Exercise task
Copy out each line of the data that holds the word "Nakhon".

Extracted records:

— start —

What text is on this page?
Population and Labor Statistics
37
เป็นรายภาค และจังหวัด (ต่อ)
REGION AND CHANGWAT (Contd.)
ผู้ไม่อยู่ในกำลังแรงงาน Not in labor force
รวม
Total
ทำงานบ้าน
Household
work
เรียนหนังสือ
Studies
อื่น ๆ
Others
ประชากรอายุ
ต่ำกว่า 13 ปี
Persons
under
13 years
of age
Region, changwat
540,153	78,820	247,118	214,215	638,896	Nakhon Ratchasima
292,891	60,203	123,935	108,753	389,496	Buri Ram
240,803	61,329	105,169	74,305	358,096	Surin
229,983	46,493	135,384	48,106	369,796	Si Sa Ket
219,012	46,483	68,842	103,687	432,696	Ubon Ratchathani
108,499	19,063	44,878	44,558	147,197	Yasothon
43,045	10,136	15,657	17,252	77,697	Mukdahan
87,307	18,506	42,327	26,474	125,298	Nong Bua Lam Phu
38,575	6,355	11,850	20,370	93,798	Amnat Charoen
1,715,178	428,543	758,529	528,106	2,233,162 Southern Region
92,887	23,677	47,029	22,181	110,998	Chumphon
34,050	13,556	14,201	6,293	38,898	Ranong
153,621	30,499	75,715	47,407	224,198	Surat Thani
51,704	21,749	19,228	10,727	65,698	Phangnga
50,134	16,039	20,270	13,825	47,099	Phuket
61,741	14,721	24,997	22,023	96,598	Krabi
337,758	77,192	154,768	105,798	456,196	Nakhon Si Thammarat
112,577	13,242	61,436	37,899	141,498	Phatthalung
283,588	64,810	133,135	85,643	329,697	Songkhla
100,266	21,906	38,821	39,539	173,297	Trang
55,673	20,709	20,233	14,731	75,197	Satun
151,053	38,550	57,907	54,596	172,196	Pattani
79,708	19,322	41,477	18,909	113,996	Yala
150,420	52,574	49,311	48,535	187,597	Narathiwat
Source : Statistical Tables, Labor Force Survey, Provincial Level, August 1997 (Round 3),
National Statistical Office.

— end —

Output below
540,153	78,820	247,118	214,215	638,896	Nakhon Ratchasima
337,758	77,192	154,768	105,798	456,196	Nakhon Si Thammarat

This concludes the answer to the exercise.